#### WRITTEN EXERCISE
State how many lines include "title", giving the number by itself.

#### Records that describe figures
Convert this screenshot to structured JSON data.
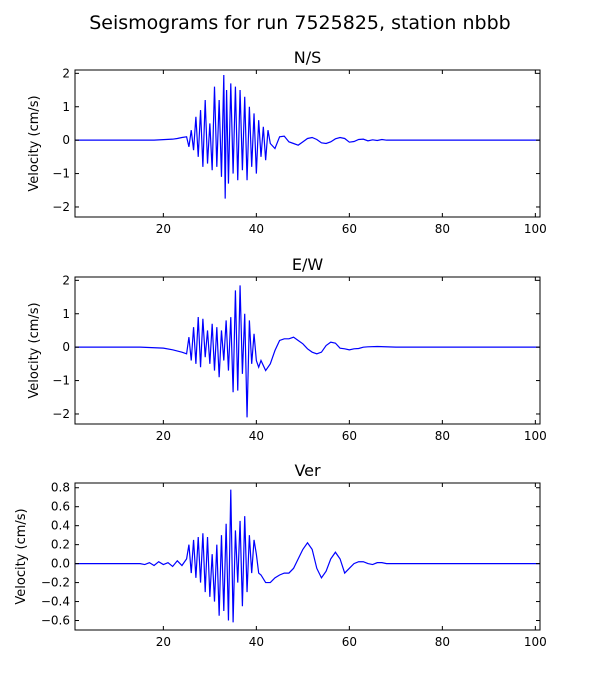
{
  "figure": {
    "title": "Seismograms for run 7525825, station nbbb"
  },
  "chart_data": [
    {
      "type": "line",
      "title": "N/S",
      "xlabel": "",
      "ylabel": "Velocity (cm/s)",
      "xlim": [
        1,
        101
      ],
      "ylim": [
        -2.3,
        2.1
      ],
      "xticks": [
        20,
        40,
        60,
        80,
        100
      ],
      "yticks": [
        -2,
        -1,
        0,
        1,
        2
      ],
      "grid": false,
      "series": [
        {
          "color": "#0000ff",
          "x": [
            1,
            18,
            22,
            23,
            24,
            25,
            25.5,
            26,
            26.5,
            27,
            27.5,
            28,
            28.5,
            29,
            29.5,
            30,
            30.5,
            31,
            31.5,
            32,
            32.5,
            33,
            33.3,
            33.6,
            34,
            34.5,
            35,
            35.5,
            36,
            36.5,
            37,
            37.5,
            38,
            38.5,
            39,
            39.5,
            40,
            40.5,
            41,
            41.5,
            42,
            42.5,
            43,
            44,
            45,
            46,
            47,
            48,
            49,
            50,
            51,
            52,
            53,
            54,
            55,
            56,
            57,
            58,
            59,
            60,
            61,
            62,
            63,
            64,
            65,
            66,
            67,
            68,
            70,
            101
          ],
          "y": [
            0,
            0,
            0.03,
            0.05,
            0.08,
            0.1,
            -0.2,
            0.3,
            -0.3,
            0.7,
            -0.5,
            0.9,
            -0.8,
            1.2,
            -0.7,
            0.5,
            -0.9,
            1.6,
            -0.8,
            1.2,
            -1.1,
            1.95,
            -1.75,
            1.5,
            -1.3,
            1.7,
            -1.0,
            1.6,
            -1.2,
            1.5,
            -0.9,
            1.3,
            -1.2,
            1.0,
            -0.8,
            0.8,
            -1.0,
            0.6,
            -0.5,
            0.4,
            -0.6,
            0.3,
            -0.1,
            -0.25,
            0.1,
            0.12,
            -0.05,
            -0.1,
            -0.15,
            -0.05,
            0.05,
            0.08,
            0.02,
            -0.08,
            -0.1,
            -0.05,
            0.04,
            0.08,
            0.05,
            -0.06,
            -0.04,
            0.02,
            0.03,
            -0.02,
            0.01,
            -0.01,
            0.02,
            0,
            0,
            0
          ]
        }
      ]
    },
    {
      "type": "line",
      "title": "E/W",
      "xlabel": "",
      "ylabel": "Velocity (cm/s)",
      "xlim": [
        1,
        101
      ],
      "ylim": [
        -2.3,
        2.1
      ],
      "xticks": [
        20,
        40,
        60,
        80,
        100
      ],
      "yticks": [
        -2,
        -1,
        0,
        1,
        2
      ],
      "grid": false,
      "series": [
        {
          "color": "#0000ff",
          "x": [
            1,
            15,
            20,
            22,
            24,
            25,
            25.5,
            26,
            26.5,
            27,
            27.5,
            28,
            28.5,
            29,
            29.5,
            30,
            30.5,
            31,
            31.5,
            32,
            32.5,
            33,
            33.5,
            34,
            34.5,
            35,
            35.5,
            36,
            36.5,
            37,
            37.5,
            38,
            38.5,
            39,
            39.5,
            40,
            40.5,
            41,
            42,
            43,
            44,
            45,
            46,
            47,
            48,
            49,
            50,
            51,
            52,
            53,
            54,
            55,
            56,
            57,
            58,
            59,
            60,
            61,
            62,
            63,
            64,
            66,
            70,
            101
          ],
          "y": [
            0,
            0,
            -0.03,
            -0.08,
            -0.15,
            -0.2,
            0.3,
            -0.4,
            0.6,
            -0.5,
            0.9,
            -0.6,
            0.85,
            -0.3,
            0.5,
            -0.5,
            0.7,
            -0.7,
            0.6,
            -0.9,
            0.5,
            -0.4,
            0.8,
            -0.7,
            0.9,
            -1.35,
            1.7,
            -1.3,
            1.85,
            -0.8,
            1.0,
            -2.1,
            0.8,
            -0.5,
            0.4,
            -0.4,
            -0.6,
            -0.4,
            -0.7,
            -0.5,
            -0.1,
            0.2,
            0.25,
            0.25,
            0.3,
            0.2,
            0.1,
            -0.05,
            -0.15,
            -0.2,
            -0.15,
            0.05,
            0.15,
            0.12,
            -0.03,
            -0.05,
            -0.08,
            -0.05,
            -0.04,
            0,
            0.01,
            0.02,
            0,
            0
          ]
        }
      ]
    },
    {
      "type": "line",
      "title": "Ver",
      "xlabel": "",
      "ylabel": "Velocity (cm/s)",
      "xlim": [
        1,
        101
      ],
      "ylim": [
        -0.7,
        0.85
      ],
      "xticks": [
        20,
        40,
        60,
        80,
        100
      ],
      "yticks": [
        -0.6,
        -0.4,
        -0.2,
        0.0,
        0.2,
        0.4,
        0.6,
        0.8
      ],
      "ytick_labels": [
        "−0.6",
        "−0.4",
        "−0.2",
        "0.0",
        "0.2",
        "0.4",
        "0.6",
        "0.8"
      ],
      "grid": false,
      "series": [
        {
          "color": "#0000ff",
          "x": [
            1,
            15,
            16,
            17,
            18,
            19,
            20,
            21,
            22,
            23,
            24,
            25,
            25.5,
            26,
            26.5,
            27,
            27.5,
            28,
            28.5,
            29,
            29.5,
            30,
            30.5,
            31,
            31.5,
            32,
            32.5,
            33,
            33.5,
            34,
            34.5,
            35,
            35.5,
            36,
            36.5,
            37,
            37.5,
            38,
            38.5,
            39,
            39.5,
            40,
            40.5,
            41,
            42,
            43,
            44,
            45,
            46,
            47,
            48,
            49,
            50,
            51,
            52,
            53,
            54,
            55,
            56,
            57,
            58,
            59,
            60,
            61,
            62,
            63,
            64,
            65,
            66,
            67,
            68,
            70,
            101
          ],
          "y": [
            0,
            0,
            -0.01,
            0.01,
            -0.02,
            0.02,
            -0.01,
            0.01,
            -0.03,
            0.03,
            -0.02,
            0.05,
            0.2,
            -0.1,
            0.25,
            -0.15,
            0.28,
            -0.2,
            0.32,
            -0.3,
            0.28,
            -0.35,
            0.1,
            -0.4,
            0.2,
            -0.55,
            0.3,
            -0.5,
            0.42,
            -0.6,
            0.78,
            -0.62,
            0.35,
            -0.2,
            0.45,
            -0.45,
            0.5,
            -0.3,
            0.3,
            -0.1,
            0.25,
            0.1,
            -0.1,
            -0.12,
            -0.2,
            -0.2,
            -0.15,
            -0.12,
            -0.1,
            -0.1,
            -0.05,
            0.05,
            0.15,
            0.22,
            0.15,
            -0.05,
            -0.15,
            -0.08,
            0.05,
            0.12,
            0.05,
            -0.1,
            -0.05,
            0.0,
            0.02,
            0.02,
            0.0,
            -0.01,
            0.01,
            0.01,
            0.0,
            0,
            0
          ]
        }
      ]
    }
  ]
}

#### REPLY TO THE TASK
4